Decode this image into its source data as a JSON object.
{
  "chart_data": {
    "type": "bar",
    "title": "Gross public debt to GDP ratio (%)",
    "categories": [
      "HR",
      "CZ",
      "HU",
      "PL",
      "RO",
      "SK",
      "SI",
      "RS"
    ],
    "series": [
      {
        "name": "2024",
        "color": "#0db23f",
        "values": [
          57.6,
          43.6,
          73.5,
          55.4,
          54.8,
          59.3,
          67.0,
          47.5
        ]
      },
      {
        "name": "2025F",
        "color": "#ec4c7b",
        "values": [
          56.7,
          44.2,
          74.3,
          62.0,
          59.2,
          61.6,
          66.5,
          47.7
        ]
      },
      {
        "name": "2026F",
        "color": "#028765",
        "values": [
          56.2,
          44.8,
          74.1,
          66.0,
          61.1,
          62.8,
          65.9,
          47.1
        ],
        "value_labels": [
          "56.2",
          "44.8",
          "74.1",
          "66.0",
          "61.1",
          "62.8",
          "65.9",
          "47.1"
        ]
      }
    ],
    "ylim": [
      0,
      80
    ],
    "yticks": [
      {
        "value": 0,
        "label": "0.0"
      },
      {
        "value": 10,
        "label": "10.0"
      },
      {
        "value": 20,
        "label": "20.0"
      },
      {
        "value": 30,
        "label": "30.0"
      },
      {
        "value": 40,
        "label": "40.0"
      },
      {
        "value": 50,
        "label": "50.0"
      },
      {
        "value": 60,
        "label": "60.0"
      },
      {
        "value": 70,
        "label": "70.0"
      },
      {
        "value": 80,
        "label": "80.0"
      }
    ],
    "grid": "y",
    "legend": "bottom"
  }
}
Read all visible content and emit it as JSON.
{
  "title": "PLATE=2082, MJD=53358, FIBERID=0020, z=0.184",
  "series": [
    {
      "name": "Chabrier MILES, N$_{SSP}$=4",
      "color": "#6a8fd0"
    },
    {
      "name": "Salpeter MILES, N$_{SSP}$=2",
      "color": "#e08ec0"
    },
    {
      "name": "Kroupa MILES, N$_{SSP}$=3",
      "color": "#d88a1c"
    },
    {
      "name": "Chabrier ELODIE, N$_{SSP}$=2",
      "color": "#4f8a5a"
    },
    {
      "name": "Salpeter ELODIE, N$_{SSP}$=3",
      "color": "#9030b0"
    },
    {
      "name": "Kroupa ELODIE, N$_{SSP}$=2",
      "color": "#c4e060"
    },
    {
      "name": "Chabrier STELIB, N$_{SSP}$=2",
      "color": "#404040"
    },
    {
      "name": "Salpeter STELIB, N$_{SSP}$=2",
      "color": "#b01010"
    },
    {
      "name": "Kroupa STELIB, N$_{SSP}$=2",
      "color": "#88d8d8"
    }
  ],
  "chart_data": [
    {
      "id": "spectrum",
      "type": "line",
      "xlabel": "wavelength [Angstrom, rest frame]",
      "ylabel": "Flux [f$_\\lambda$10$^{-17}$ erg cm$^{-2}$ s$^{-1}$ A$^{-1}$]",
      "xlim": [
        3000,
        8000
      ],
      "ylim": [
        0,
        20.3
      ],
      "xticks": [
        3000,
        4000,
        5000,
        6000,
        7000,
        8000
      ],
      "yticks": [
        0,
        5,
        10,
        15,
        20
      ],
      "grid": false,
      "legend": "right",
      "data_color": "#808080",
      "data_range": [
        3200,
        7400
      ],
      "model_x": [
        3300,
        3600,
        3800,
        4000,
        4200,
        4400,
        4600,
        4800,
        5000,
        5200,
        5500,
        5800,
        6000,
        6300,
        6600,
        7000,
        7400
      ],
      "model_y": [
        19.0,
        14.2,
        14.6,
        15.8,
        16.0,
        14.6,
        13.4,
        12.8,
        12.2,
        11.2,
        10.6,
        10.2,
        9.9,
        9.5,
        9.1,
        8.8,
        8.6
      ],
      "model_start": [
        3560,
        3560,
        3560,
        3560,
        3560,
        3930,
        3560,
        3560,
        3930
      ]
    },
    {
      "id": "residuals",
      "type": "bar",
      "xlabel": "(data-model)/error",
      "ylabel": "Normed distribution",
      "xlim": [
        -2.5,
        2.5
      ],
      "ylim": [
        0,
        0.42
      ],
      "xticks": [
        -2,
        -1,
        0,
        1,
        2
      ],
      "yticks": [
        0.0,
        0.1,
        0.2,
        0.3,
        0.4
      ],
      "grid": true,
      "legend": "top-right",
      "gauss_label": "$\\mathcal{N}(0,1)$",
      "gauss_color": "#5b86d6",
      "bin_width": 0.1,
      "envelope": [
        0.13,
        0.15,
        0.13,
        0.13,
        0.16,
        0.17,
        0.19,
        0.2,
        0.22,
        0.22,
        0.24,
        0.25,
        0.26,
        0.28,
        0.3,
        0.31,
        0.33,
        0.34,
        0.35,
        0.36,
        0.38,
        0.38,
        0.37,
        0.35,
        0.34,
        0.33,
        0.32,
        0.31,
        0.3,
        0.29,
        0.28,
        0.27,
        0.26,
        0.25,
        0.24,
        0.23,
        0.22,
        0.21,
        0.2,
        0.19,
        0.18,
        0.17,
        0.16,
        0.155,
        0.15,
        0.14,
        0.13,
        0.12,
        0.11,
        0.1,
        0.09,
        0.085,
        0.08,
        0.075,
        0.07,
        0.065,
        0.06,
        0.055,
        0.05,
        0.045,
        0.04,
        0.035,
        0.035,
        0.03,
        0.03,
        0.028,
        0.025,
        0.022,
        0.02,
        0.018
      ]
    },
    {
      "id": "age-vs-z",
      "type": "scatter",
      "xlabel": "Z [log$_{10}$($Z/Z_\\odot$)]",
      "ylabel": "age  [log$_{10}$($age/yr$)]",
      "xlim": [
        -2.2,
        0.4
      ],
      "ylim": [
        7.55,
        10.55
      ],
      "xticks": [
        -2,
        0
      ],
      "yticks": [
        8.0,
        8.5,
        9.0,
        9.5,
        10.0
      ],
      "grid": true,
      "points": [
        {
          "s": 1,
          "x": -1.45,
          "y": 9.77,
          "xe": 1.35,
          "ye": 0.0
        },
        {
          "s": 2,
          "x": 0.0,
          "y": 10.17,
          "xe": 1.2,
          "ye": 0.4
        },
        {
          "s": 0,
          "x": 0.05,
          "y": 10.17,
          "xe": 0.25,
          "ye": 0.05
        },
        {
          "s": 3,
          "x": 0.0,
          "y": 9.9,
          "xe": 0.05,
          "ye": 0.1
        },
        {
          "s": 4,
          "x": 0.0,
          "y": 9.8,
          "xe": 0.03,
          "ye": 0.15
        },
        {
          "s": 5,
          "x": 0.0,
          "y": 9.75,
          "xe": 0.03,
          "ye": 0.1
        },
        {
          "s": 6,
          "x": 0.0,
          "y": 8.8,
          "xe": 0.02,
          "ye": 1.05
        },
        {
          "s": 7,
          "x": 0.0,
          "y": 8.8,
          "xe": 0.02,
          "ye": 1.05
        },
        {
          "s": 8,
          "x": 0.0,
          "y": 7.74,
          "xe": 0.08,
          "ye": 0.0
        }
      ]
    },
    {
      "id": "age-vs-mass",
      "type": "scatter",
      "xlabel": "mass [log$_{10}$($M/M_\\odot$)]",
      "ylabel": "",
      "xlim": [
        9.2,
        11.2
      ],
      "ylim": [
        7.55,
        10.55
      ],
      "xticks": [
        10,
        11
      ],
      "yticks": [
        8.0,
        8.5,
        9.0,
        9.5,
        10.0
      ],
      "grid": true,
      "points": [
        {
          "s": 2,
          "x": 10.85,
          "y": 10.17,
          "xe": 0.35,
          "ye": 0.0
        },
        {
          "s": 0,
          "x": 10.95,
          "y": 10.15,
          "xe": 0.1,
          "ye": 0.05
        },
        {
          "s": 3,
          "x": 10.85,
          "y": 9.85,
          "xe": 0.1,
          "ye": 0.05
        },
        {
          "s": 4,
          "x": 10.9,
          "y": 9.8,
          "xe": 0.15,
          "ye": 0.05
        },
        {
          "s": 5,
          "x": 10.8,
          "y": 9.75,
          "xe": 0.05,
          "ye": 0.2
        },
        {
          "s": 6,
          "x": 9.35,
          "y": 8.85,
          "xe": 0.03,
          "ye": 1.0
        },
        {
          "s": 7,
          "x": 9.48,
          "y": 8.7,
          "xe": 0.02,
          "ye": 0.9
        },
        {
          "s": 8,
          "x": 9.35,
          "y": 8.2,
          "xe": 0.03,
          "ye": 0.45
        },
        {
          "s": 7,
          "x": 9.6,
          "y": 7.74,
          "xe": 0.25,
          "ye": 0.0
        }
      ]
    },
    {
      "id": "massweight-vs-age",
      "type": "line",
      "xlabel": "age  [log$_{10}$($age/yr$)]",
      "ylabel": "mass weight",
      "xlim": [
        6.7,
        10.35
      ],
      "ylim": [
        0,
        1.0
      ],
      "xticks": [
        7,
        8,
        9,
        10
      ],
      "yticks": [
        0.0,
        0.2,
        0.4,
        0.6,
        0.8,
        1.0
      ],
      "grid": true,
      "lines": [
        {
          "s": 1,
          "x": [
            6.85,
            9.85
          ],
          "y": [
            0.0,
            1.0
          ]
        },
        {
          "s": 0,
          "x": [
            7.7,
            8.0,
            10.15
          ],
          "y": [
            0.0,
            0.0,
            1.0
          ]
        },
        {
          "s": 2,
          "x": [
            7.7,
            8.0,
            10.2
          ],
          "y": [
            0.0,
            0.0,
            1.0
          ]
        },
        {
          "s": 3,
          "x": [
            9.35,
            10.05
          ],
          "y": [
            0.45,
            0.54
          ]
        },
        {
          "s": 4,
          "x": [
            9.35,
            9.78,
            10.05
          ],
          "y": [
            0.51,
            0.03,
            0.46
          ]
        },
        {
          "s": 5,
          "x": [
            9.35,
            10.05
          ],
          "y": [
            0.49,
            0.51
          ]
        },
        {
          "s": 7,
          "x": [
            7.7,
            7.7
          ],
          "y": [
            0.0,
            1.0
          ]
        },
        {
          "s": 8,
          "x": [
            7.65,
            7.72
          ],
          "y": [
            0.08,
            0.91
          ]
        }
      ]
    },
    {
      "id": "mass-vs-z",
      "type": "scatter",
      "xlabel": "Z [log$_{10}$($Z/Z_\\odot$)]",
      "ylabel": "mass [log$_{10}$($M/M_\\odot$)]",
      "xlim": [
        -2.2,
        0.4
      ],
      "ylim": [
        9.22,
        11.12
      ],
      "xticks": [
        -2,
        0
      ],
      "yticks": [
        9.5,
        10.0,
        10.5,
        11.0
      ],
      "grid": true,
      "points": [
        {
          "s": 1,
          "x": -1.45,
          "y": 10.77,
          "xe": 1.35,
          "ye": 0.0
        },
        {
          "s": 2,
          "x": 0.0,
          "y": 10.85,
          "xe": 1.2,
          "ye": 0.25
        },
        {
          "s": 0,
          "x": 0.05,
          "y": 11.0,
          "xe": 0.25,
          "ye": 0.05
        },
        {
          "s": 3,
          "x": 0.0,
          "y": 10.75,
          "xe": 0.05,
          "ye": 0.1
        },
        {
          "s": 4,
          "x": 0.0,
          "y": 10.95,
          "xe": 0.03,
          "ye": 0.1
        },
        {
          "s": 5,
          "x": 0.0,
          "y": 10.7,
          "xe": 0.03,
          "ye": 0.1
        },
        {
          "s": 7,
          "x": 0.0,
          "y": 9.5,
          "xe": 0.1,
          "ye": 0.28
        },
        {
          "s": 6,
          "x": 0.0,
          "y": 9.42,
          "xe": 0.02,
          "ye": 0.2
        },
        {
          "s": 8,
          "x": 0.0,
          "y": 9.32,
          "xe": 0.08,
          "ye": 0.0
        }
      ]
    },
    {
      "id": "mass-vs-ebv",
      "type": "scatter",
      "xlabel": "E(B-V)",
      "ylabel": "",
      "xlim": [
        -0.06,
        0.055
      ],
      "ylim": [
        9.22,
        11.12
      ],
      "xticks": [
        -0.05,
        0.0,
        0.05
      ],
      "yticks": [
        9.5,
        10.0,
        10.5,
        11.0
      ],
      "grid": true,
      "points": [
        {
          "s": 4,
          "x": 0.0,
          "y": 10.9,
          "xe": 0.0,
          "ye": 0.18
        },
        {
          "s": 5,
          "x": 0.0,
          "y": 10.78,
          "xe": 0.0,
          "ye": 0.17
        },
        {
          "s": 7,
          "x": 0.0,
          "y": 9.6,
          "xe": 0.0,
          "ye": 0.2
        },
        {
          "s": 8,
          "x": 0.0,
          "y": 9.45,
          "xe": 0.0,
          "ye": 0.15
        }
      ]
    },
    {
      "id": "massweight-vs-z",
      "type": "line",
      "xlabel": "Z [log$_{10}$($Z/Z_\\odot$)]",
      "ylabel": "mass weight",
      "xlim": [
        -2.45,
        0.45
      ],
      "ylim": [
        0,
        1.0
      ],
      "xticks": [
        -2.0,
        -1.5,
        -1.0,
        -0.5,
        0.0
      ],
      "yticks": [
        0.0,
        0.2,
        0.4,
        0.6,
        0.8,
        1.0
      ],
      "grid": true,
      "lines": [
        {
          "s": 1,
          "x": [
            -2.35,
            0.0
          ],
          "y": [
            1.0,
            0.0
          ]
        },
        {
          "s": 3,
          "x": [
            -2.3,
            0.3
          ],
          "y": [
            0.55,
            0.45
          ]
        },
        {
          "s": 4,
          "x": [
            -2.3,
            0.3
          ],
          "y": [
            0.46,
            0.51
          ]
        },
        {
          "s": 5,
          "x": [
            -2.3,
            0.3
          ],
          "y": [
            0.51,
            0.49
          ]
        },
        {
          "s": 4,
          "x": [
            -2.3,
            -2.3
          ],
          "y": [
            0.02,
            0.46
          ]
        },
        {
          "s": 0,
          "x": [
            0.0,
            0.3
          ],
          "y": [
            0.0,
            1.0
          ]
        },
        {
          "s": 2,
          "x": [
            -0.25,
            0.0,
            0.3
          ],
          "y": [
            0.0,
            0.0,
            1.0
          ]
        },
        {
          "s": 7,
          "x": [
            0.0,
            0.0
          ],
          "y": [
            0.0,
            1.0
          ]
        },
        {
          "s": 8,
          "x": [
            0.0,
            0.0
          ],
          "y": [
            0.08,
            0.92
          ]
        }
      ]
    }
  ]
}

=-=-=-=-=

AIM OF THE EXERCISE: Which lines contain the word "MILES"? Copy each one.

RESPONSE BELOW:
      "name": "Chabrier MILES, N$_{SSP}$=4",
      "name": "Salpeter MILES, N$_{SSP}$=2",
      "name": "Kroupa MILES, N$_{SSP}$=3",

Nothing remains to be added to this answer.